プログラミングスキルをつかってベイズ統計を理解するという面白そうな本があったので購入してみました。そのメモです。
この本ではthinkbayes.pyで定義されるクラスや関数を使っています。
以下のリンクからthinkbayes.pyというモジュールをダウンロードして使います。
http://thinkbayes.com/thinkbayes.py
・使い方
正六面体のサイコロの分布結果
from thinkbayes import Pmf pmf = Pmf () for x in [1,2,3,4,5,6]: pmf.Set(x, 1/6.0) //Setメソッドが各値に確率1/6を設定している。 //各サイコロの目の確率の出力方法は以下 print pmf.Prob(1) 0.166666666667 print pmf.Prob(2) 0.166666666667 print pmf.Prob(3) 0.166666666667
・ベイズの定理
p(H|D) = p(H)p(D|H)/p(D)
p(H) : データを見る前の仮設の確率。事前確率(prior probability)
p(H|D) : データを見た後の仮設の確率。事後確率(posterior probability or posterior)
p(D|H) : 仮説の下でのデータの確率。尤度(likelihood)
p(D) : どのような仮説でもデータの得られる確率。正規化定数(normalizing constant)
・クッキー問題
「クッキーの入った2つのボウルがある。

* **課題の要件**
**1)** 原文では、p(H)は何と呼ばれていますか。
**2)** 原文のうち、「http://thinkbayes.com/thinkbayes.py」で始まり「p(D|H) : 仮説の下でのデータの確率。尤度(likelihood)」で終わる部分を、そのまま抜き出して返してください。
ここから先の各行は、原文とは別の資料です。

* **情報**
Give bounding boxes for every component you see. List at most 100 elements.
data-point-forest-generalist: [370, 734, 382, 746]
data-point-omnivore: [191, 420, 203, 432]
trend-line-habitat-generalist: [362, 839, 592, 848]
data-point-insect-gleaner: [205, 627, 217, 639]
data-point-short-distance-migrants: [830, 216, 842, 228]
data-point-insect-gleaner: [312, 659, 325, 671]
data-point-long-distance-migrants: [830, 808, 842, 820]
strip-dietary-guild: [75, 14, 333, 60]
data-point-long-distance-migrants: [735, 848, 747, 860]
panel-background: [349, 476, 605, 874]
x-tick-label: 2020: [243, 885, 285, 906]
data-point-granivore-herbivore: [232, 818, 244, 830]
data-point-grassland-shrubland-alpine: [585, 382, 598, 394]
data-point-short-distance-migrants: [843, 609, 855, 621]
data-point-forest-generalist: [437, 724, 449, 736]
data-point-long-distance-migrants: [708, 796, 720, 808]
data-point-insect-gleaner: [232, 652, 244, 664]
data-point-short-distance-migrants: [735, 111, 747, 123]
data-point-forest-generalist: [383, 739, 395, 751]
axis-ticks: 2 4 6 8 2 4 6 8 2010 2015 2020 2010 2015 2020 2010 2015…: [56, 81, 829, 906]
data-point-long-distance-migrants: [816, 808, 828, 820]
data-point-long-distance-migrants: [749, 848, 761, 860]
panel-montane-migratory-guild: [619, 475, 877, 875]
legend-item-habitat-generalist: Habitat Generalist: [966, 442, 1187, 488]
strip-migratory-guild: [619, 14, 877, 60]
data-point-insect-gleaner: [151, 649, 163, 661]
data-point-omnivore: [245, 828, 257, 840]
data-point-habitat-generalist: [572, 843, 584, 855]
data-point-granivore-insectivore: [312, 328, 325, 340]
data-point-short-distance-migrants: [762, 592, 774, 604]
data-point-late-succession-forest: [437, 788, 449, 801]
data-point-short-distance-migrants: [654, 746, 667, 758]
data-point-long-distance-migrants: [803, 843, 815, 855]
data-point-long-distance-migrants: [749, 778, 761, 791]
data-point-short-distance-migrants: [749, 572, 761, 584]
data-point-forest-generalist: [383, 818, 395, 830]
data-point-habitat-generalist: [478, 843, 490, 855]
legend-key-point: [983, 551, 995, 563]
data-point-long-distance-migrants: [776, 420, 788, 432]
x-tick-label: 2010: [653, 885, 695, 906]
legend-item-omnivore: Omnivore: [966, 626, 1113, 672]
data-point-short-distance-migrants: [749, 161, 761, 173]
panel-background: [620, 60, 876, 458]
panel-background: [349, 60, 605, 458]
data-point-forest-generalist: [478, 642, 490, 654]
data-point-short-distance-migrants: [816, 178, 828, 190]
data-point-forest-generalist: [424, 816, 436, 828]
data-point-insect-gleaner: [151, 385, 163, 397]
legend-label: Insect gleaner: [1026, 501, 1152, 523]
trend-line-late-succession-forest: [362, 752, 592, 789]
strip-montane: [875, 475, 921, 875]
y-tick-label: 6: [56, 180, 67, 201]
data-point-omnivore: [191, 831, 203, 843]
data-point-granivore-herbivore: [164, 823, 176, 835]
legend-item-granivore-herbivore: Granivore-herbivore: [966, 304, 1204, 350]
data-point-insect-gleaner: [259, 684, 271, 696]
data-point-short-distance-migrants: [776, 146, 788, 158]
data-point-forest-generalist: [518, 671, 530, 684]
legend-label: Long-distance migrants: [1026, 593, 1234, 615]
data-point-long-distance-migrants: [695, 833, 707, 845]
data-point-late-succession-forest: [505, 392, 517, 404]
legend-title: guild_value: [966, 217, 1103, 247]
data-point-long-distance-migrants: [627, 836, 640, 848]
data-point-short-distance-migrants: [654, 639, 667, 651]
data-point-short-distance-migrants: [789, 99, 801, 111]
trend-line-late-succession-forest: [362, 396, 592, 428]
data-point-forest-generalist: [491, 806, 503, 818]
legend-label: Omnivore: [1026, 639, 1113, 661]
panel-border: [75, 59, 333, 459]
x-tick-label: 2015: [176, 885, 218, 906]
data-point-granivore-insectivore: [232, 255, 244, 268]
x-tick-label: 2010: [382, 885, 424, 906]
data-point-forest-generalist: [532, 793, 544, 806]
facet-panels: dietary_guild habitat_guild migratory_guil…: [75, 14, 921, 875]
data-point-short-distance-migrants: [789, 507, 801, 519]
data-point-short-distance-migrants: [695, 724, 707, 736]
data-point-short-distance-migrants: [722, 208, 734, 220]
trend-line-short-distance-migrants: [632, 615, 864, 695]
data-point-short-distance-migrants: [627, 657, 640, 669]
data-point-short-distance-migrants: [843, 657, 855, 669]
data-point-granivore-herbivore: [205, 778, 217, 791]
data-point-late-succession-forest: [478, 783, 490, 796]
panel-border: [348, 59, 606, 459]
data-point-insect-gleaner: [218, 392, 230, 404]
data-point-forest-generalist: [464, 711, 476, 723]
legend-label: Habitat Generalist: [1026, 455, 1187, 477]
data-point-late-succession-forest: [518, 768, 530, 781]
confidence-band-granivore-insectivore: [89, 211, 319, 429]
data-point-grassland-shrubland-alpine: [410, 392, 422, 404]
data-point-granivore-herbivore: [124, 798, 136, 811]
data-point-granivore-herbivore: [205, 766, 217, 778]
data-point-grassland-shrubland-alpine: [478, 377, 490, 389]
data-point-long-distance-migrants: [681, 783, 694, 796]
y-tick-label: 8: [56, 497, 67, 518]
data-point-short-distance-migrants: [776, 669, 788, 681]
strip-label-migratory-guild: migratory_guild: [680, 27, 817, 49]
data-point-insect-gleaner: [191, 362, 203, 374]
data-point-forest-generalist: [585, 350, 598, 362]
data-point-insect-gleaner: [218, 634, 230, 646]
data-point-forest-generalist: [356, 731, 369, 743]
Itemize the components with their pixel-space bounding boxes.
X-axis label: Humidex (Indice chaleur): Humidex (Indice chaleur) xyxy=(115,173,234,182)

* **解答一覧**
**1)** 事前確率(prior probability)です。

**2)**
http://thinkbayes.com/thinkbayes.py
・使い方
正六面体のサイコロの分布結果
from thinkbayes import Pmf pmf = Pmf () for x in [1,2,3,4,5,6]: pmf.Set(x, 1/6.0) //Setメソッドが各値に確率1/6を設定している。 //各サイコロの目の確率の出力方法は以下 print pmf.Prob(1) 0.166666666667 print pmf.Prob(2) 0.166666666667 print pmf.Prob(3) 0.166666666667
・ベイズの定理
p(H|D) = p(H)p(D|H)/p(D)
p(H) : データを見る前の仮設の確率。事前確率(prior probability)
p(H|D) : データを見た後の仮設の確率。事後確率(posterior probability or posterior)
p(D|H) : 仮説の下でのデータの確率。尤度(likelihood)